> _INSTRUCTION_:
Reproduce verbatim every line of the data below, starting with the line containing "587, 264, 591]" and continuing down to the line containing "302, 134, 306]", with both of those lines included.
● ● ● ● ●
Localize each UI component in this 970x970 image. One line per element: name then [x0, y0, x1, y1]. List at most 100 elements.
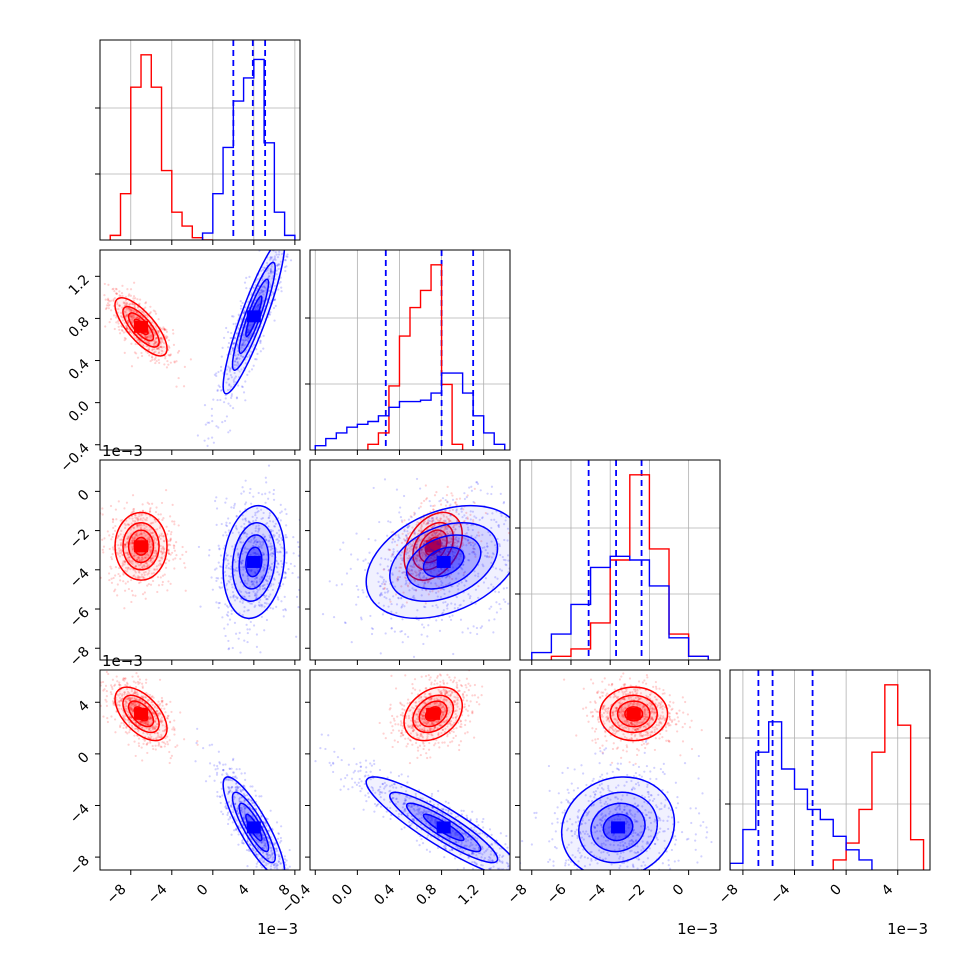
scatter-point-blue	[261, 587, 264, 591]
scatter-point-red	[388, 548, 392, 552]
scatter-point-blue	[268, 520, 272, 523]
scatter-point-blue	[239, 307, 243, 310]
scatter-point-red	[477, 534, 481, 537]
scatter-point-red	[158, 562, 162, 565]
scatter-point-blue	[259, 289, 262, 292]
scatter-point-red	[146, 336, 149, 339]
scatter-point-red	[137, 682, 140, 685]
scatter-point-blue	[258, 292, 261, 295]
scatter-point-red	[408, 569, 411, 572]
scatter-point-red	[157, 741, 160, 744]
scatter-point-red	[169, 354, 172, 357]
scatter-point-blue	[246, 631, 249, 635]
scatter-point-blue	[242, 311, 245, 314]
scatter-point-blue	[413, 512, 417, 515]
scatter-point-blue	[276, 596, 279, 599]
scatter-point-blue	[264, 476, 267, 479]
scatter-point-red	[406, 537, 409, 540]
scatter-point-red	[151, 557, 154, 560]
scatter-point-red	[167, 543, 171, 546]
scatter-point-red	[131, 545, 134, 549]
scatter-point-red	[140, 337, 143, 340]
scatter-point-red	[155, 336, 159, 340]
scatter-point-blue	[225, 534, 228, 537]
scatter-point-red	[169, 757, 172, 760]
scatter-point-red	[163, 342, 166, 345]
scatter-point-red	[149, 311, 152, 314]
scatter-point-blue	[273, 257, 277, 260]
scatter-point-red	[122, 331, 126, 334]
scatter-point-blue	[245, 591, 249, 595]
scatter-point-red	[131, 302, 134, 306]
scatter-point-blue	[257, 524, 260, 527]
scatter-point-blue	[254, 592, 257, 595]
scatter-point-red	[155, 549, 158, 552]
scatter-point-red	[134, 342, 137, 346]
scatter-point-blue	[339, 548, 342, 551]
scatter-point-red	[141, 759, 144, 762]
scatter-point-red	[446, 532, 450, 536]
scatter-point-blue	[280, 286, 283, 289]
scatter-point-blue	[257, 491, 260, 495]
scatter-point-blue	[248, 585, 252, 589]
scatter-point-blue	[259, 541, 262, 544]
scatter-point-red	[403, 528, 406, 531]
scatter-point-red	[109, 504, 113, 508]
scatter-point-blue	[270, 257, 273, 260]
scatter-point-blue	[247, 540, 250, 543]
scatter-point-blue	[537, 570, 539, 572]
scatter-point-blue	[350, 553, 353, 556]
scatter-point-blue	[276, 562, 280, 565]
scatter-point-red	[123, 507, 126, 510]
scatter-point-red	[124, 299, 128, 302]
scatter-point-blue	[231, 586, 234, 589]
hist-panel-2	[515, 459, 721, 665]
scatter-point-blue	[215, 576, 218, 580]
scatter-point-red	[128, 523, 131, 526]
scatter-point-red	[420, 548, 423, 551]
scatter-point-blue	[263, 601, 267, 605]
scatter-point-blue	[256, 541, 259, 544]
scatter-point-blue	[268, 258, 272, 261]
scatter-point-red	[133, 520, 137, 523]
scatter-point-red	[135, 534, 139, 537]
scatter-point-blue	[221, 346, 224, 349]
scatter-point-blue	[272, 271, 275, 274]
scatter-point-blue	[370, 627, 374, 630]
scatter-point-blue	[523, 515, 525, 517]
scatter-point-blue	[254, 291, 257, 295]
scatter-point-blue	[217, 370, 220, 374]
scatter-point-red	[414, 570, 417, 573]
scatter-point-blue	[407, 635, 410, 638]
scatter-point-blue	[265, 661, 267, 663]
scatter-point-red	[123, 607, 126, 610]
scatter-point-blue	[250, 580, 253, 583]
scatter-point-blue	[266, 521, 269, 525]
scatter-point-blue	[242, 344, 246, 347]
scatter-point-red	[430, 534, 433, 537]
scatter-point-blue	[272, 552, 275, 556]
scatter-point-red	[447, 569, 450, 572]
scatter-point-red	[123, 351, 126, 354]
scatter-point-red	[156, 347, 159, 350]
scatter-point-red	[172, 343, 176, 347]
scatter-point-blue	[271, 277, 274, 280]
scatter-point-blue	[504, 600, 507, 603]
scatter-point-red	[172, 558, 175, 561]
scatter-point-blue	[526, 480, 528, 482]
scatter-point-blue	[283, 241, 285, 243]
scatter-point-blue	[255, 596, 258, 599]
scatter-point-blue	[272, 520, 275, 523]
scatter-point-blue	[226, 373, 229, 376]
scatter-point-red	[148, 569, 151, 572]
scatter-point-blue	[215, 523, 218, 526]
scatter-point-red	[167, 552, 171, 555]
scatter-point-blue	[219, 587, 222, 590]
scatter-point-blue	[288, 217, 290, 219]
scatter-point-red	[154, 357, 157, 360]
scatter-point-red	[160, 337, 163, 340]
scatter-point-red	[154, 568, 157, 571]
scatter-point-red	[147, 553, 150, 557]
scatter-point-red	[425, 498, 428, 501]
scatter-point-blue	[266, 269, 269, 272]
● ● ● ● ●
> _WRITTEN SOLUTION_:
scatter-point-blue	[261, 587, 264, 591]
scatter-point-red	[388, 548, 392, 552]
scatter-point-blue	[268, 520, 272, 523]
scatter-point-blue	[239, 307, 243, 310]
scatter-point-red	[477, 534, 481, 537]
scatter-point-red	[158, 562, 162, 565]
scatter-point-blue	[259, 289, 262, 292]
scatter-point-red	[146, 336, 149, 339]
scatter-point-red	[137, 682, 140, 685]
scatter-point-blue	[258, 292, 261, 295]
scatter-point-red	[408, 569, 411, 572]
scatter-point-red	[157, 741, 160, 744]
scatter-point-red	[169, 354, 172, 357]
scatter-point-blue	[246, 631, 249, 635]
scatter-point-blue	[242, 311, 245, 314]
scatter-point-blue	[413, 512, 417, 515]
scatter-point-blue	[276, 596, 279, 599]
scatter-point-blue	[264, 476, 267, 479]
scatter-point-red	[406, 537, 409, 540]
scatter-point-red	[151, 557, 154, 560]
scatter-point-red	[167, 543, 171, 546]
scatter-point-red	[131, 545, 134, 549]
scatter-point-red	[140, 337, 143, 340]
scatter-point-red	[155, 336, 159, 340]
scatter-point-blue	[225, 534, 228, 537]
scatter-point-red	[169, 757, 172, 760]
scatter-point-red	[163, 342, 166, 345]
scatter-point-red	[149, 311, 152, 314]
scatter-point-blue	[273, 257, 277, 260]
scatter-point-red	[122, 331, 126, 334]
scatter-point-blue	[245, 591, 249, 595]
scatter-point-red	[131, 302, 134, 306]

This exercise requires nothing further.